Goal »
In the records below, replace every "y-tick-label" with "y-axis-tick" and reproduce all other text unchanged. Leave the pictures out of your answer.

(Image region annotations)
• • • • • • •
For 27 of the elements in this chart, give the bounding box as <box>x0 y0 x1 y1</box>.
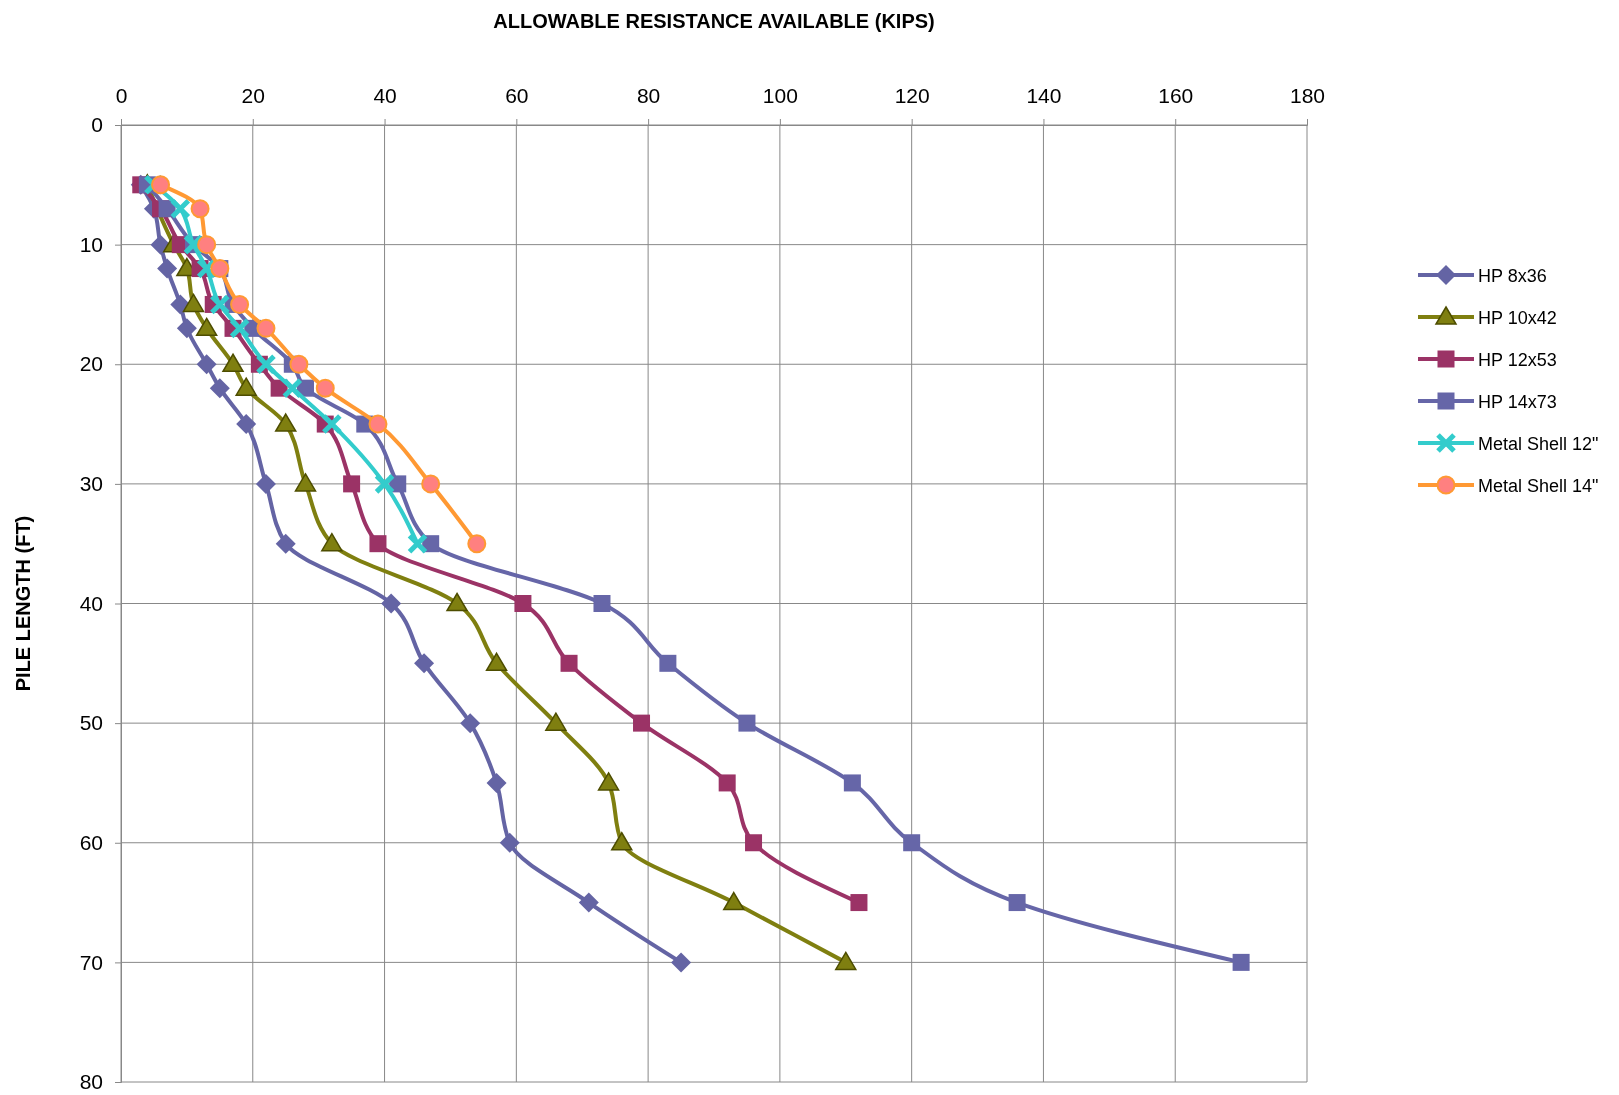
legend-label: HP 12x53 <box>1478 350 1557 370</box>
x-tick-label: 180 <box>1289 84 1326 107</box>
y-tick-label: 60 <box>79 830 103 854</box>
y-tick-label: 30 <box>79 472 103 496</box>
x-tick-label: 0 <box>115 84 128 107</box>
y-tick-label: 10 <box>79 232 103 256</box>
y-tick-label: 0 <box>91 113 103 137</box>
y-tick-label: 80 <box>79 1070 103 1094</box>
legend-label: Metal Shell 14" <box>1478 476 1599 496</box>
y-tick-label: 40 <box>79 591 103 615</box>
x-tick-label: 20 <box>241 84 265 107</box>
x-tick-label: 80 <box>636 84 661 107</box>
x-tick-label: 140 <box>1026 84 1062 107</box>
legend-label: HP 10x42 <box>1478 308 1557 328</box>
x-tick-label: 40 <box>373 84 397 107</box>
legend-label: Metal Shell 12" <box>1478 434 1599 454</box>
legend-label: HP 14x73 <box>1478 392 1557 412</box>
x-tick-label: 60 <box>505 84 529 107</box>
x-axis-title: ALLOWABLE RESISTANCE AVAILABLE (KIPS) <box>493 10 935 32</box>
legend-label: HP 8x36 <box>1478 266 1547 286</box>
y-tick-label: 20 <box>79 352 103 376</box>
y-tick-label: 70 <box>79 950 103 974</box>
y-tick-label: 50 <box>79 711 103 735</box>
y-axis-title: PILE LENGTH (FT) <box>12 515 34 692</box>
x-tick-label: 100 <box>762 84 798 107</box>
x-tick-label: 120 <box>894 84 930 107</box>
x-tick-label: 160 <box>1158 84 1194 107</box>
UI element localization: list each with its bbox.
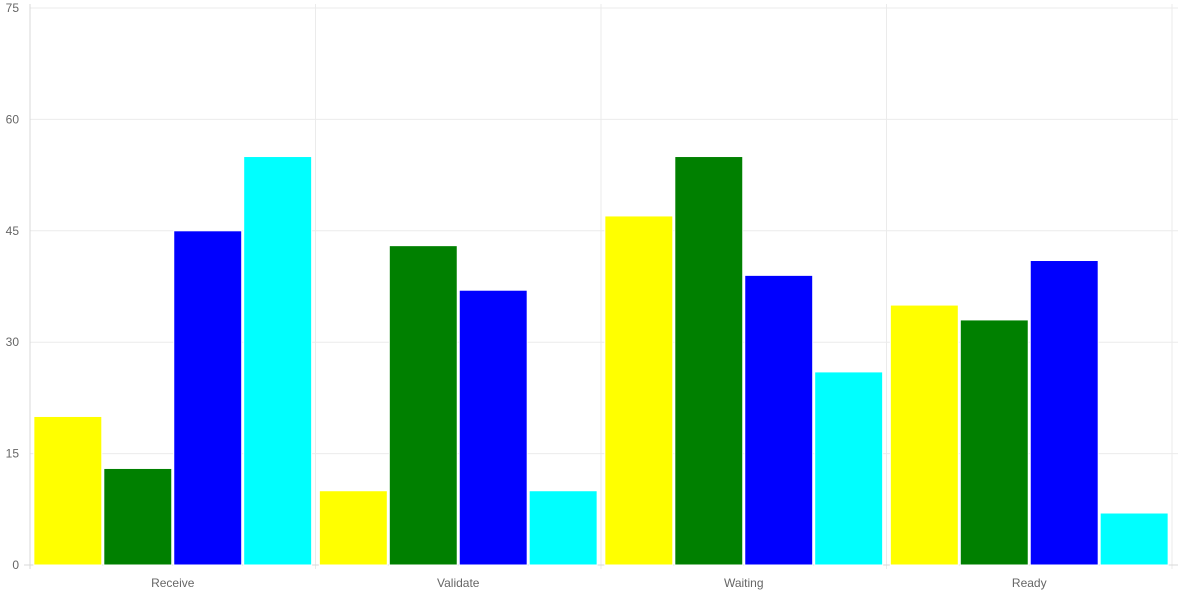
x-tick-label: Receive: [151, 576, 195, 590]
bar: [33, 415, 103, 566]
y-tick-label: 75: [6, 1, 20, 15]
x-tick-label: Validate: [437, 576, 480, 590]
bar: [1099, 512, 1169, 566]
bar: [173, 230, 243, 566]
bar: [814, 371, 884, 566]
bar: [1029, 260, 1099, 566]
y-tick-label: 0: [12, 558, 19, 572]
bar: [889, 304, 959, 566]
bars: [33, 156, 1169, 566]
bar: [458, 289, 528, 566]
y-tick-label: 15: [6, 447, 20, 461]
bar: [243, 156, 313, 566]
tick-labels: 0 15 30 45 60 75 Receive Validate Waiting Ready: [6, 1, 1047, 590]
y-tick-label: 60: [6, 112, 20, 126]
y-tick-label: 30: [6, 335, 20, 349]
bar: [388, 245, 458, 566]
x-tick-label: Waiting: [724, 576, 764, 590]
bar: [674, 156, 744, 566]
x-tick-label: Ready: [1012, 576, 1047, 590]
bar: [103, 467, 173, 566]
bar: [959, 319, 1029, 566]
y-tick-label: 45: [6, 224, 20, 238]
bar: [604, 215, 674, 566]
bar: [744, 274, 814, 566]
bar: [318, 490, 388, 566]
bar: [528, 490, 598, 566]
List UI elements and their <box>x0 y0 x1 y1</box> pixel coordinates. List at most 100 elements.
• • • • • • •
Written answer »
For 27 of the elements in this chart, give the bounding box as <box>x0 y0 x1 y1</box>.
legend-label: HP 12x53 <box>1478 350 1557 370</box>
x-tick-label: 180 <box>1289 84 1326 107</box>
y-axis-tick: 60 <box>79 830 103 854</box>
y-axis-tick: 30 <box>79 472 103 496</box>
x-tick-label: 0 <box>115 84 128 107</box>
y-axis-tick: 10 <box>79 232 103 256</box>
y-axis-tick: 0 <box>91 113 103 137</box>
y-axis-tick: 80 <box>79 1070 103 1094</box>
legend-label: Metal Shell 14" <box>1478 476 1599 496</box>
y-axis-tick: 40 <box>79 591 103 615</box>
x-tick-label: 20 <box>241 84 265 107</box>
x-tick-label: 80 <box>636 84 661 107</box>
x-tick-label: 140 <box>1026 84 1062 107</box>
legend-label: HP 10x42 <box>1478 308 1557 328</box>
x-tick-label: 40 <box>373 84 397 107</box>
legend-label: Metal Shell 12" <box>1478 434 1599 454</box>
legend-label: HP 14x73 <box>1478 392 1557 412</box>
x-tick-label: 60 <box>505 84 529 107</box>
x-axis-title: ALLOWABLE RESISTANCE AVAILABLE (KIPS) <box>493 10 935 32</box>
legend-label: HP 8x36 <box>1478 266 1547 286</box>
y-axis-tick: 20 <box>79 352 103 376</box>
y-axis-tick: 70 <box>79 950 103 974</box>
y-axis-tick: 50 <box>79 711 103 735</box>
y-axis-title: PILE LENGTH (FT) <box>12 515 34 692</box>
x-tick-label: 100 <box>762 84 798 107</box>
x-tick-label: 120 <box>894 84 930 107</box>
x-tick-label: 160 <box>1158 84 1194 107</box>
UI element localization: list each with its bbox.
x-tick-label: Receive: [151, 576, 195, 590]
bar: [33, 415, 103, 566]
y-axis-tick: 75: [6, 1, 20, 15]
x-tick-label: Validate: [437, 576, 480, 590]
bar: [1099, 512, 1169, 566]
bar: [173, 230, 243, 566]
bar: [814, 371, 884, 566]
bar: [1029, 260, 1099, 566]
y-axis-tick: 0: [12, 558, 19, 572]
bar: [889, 304, 959, 566]
bars: [33, 156, 1169, 566]
bar: [458, 289, 528, 566]
y-axis-tick: 15: [6, 447, 20, 461]
bar: [243, 156, 313, 566]
tick-labels: 0 15 30 45 60 75 Receive Validate Waiting Ready: [6, 1, 1047, 590]
y-axis-tick: 60: [6, 112, 20, 126]
y-axis-tick: 30: [6, 335, 20, 349]
bar: [388, 245, 458, 566]
x-tick-label: Waiting: [724, 576, 764, 590]
bar: [674, 156, 744, 566]
x-tick-label: Ready: [1012, 576, 1047, 590]
bar: [103, 467, 173, 566]
bar: [959, 319, 1029, 566]
y-axis-tick: 45: [6, 224, 20, 238]
bar: [604, 215, 674, 566]
bar: [744, 274, 814, 566]
bar: [318, 490, 388, 566]
bar: [528, 490, 598, 566]
List UI elements and their <box>x0 y0 x1 y1</box> pixel coordinates. List at most 100 elements.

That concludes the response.